[Items from a dataset]
----

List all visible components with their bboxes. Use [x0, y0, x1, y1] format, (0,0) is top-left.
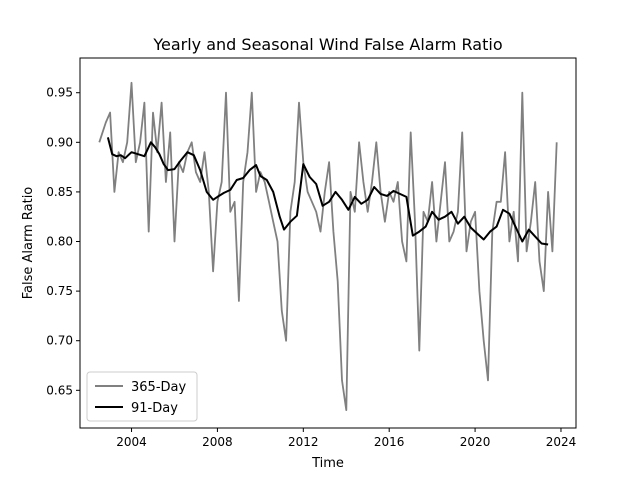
y-tick-label: 0.75 [46, 284, 73, 298]
y-tick-label: 0.70 [46, 334, 73, 348]
y-axis-label: False Alarm Ratio [21, 187, 36, 300]
x-tick-label: 2020 [460, 435, 491, 449]
y-tick-label: 0.65 [46, 383, 73, 397]
y-tick-label: 0.80 [46, 235, 73, 249]
y-axis: 0.65 0.70 0.75 0.80 0.85 0.90 0.95 [46, 86, 80, 397]
series-layer [98, 81, 558, 412]
x-axis-label: Time [311, 456, 344, 471]
plot-area [79, 57, 577, 429]
x-axis: 2004 2008 2012 2016 2020 2024 [116, 428, 576, 449]
series-line-91-day [106, 137, 549, 246]
legend-label-91-day: 91-Day [131, 401, 178, 416]
legend-box [86, 371, 198, 422]
y-tick-label: 0.85 [46, 185, 73, 199]
axes-frame [79, 57, 577, 429]
legend: 365-Day 91-Day [86, 371, 198, 422]
x-tick-label: 2016 [374, 435, 405, 449]
x-tick-label: 2012 [288, 435, 319, 449]
y-tick-label: 0.90 [46, 135, 73, 149]
x-tick-label: 2004 [116, 435, 147, 449]
chart-title: Yearly and Seasonal Wind False Alarm Rat… [152, 35, 502, 54]
legend-label-365-day: 365-Day [131, 380, 186, 395]
x-tick-label: 2008 [202, 435, 233, 449]
y-tick-label: 0.95 [46, 86, 73, 100]
x-tick-label: 2024 [546, 435, 577, 449]
series-line-365-day [98, 81, 558, 412]
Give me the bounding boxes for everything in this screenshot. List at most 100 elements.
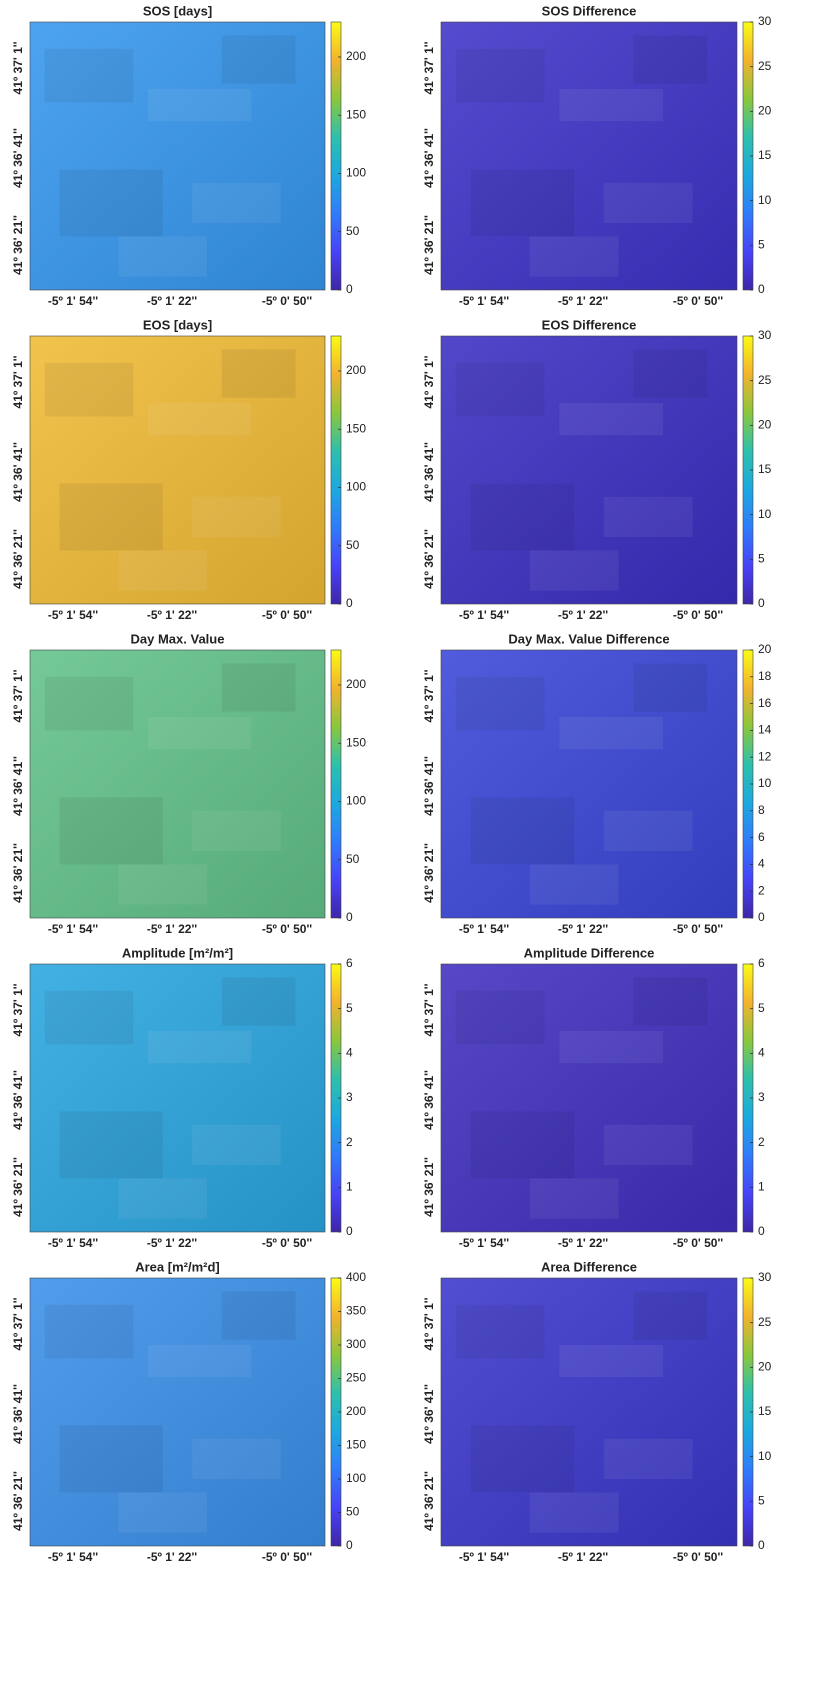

----

What to produce ▸ Can you copy every line of the data above word for word, leaving out the pictures?

Written answer ▸
List all visible components with their bboxes. Use [x0, y0, x1, y1] format, (0,0) is top-left.
y-tick-label: 0.75 [46, 284, 73, 298]
y-tick-label: 0.70 [46, 334, 73, 348]
y-axis-label: False Alarm Ratio [21, 187, 36, 300]
x-tick-label: 2020 [460, 435, 491, 449]
y-tick-label: 0.65 [46, 383, 73, 397]
y-tick-label: 0.80 [46, 235, 73, 249]
y-axis: 0.65 0.70 0.75 0.80 0.85 0.90 0.95 [46, 86, 80, 397]
series-layer [98, 81, 558, 412]
x-axis-label: Time [311, 456, 344, 471]
plot-area [79, 57, 577, 429]
x-axis: 2004 2008 2012 2016 2020 2024 [116, 428, 576, 449]
series-line-91-day [106, 137, 549, 246]
legend-label-91-day: 91-Day [131, 401, 178, 416]
legend-box [86, 371, 198, 422]
y-tick-label: 0.85 [46, 185, 73, 199]
axes-frame [79, 57, 577, 429]
legend: 365-Day 91-Day [86, 371, 198, 422]
x-tick-label: 2016 [374, 435, 405, 449]
x-tick-label: 2012 [288, 435, 319, 449]
y-tick-label: 0.90 [46, 135, 73, 149]
x-tick-label: 2004 [116, 435, 147, 449]
chart-title: Yearly and Seasonal Wind False Alarm Rat… [152, 35, 502, 54]
legend-label-365-day: 365-Day [131, 380, 186, 395]
x-tick-label: 2008 [202, 435, 233, 449]
y-tick-label: 0.95 [46, 86, 73, 100]
x-tick-label: 2024 [546, 435, 577, 449]
series-line-365-day [98, 81, 558, 412]
Give me the bounding boxes for everything in this screenshot. List at most 100 elements.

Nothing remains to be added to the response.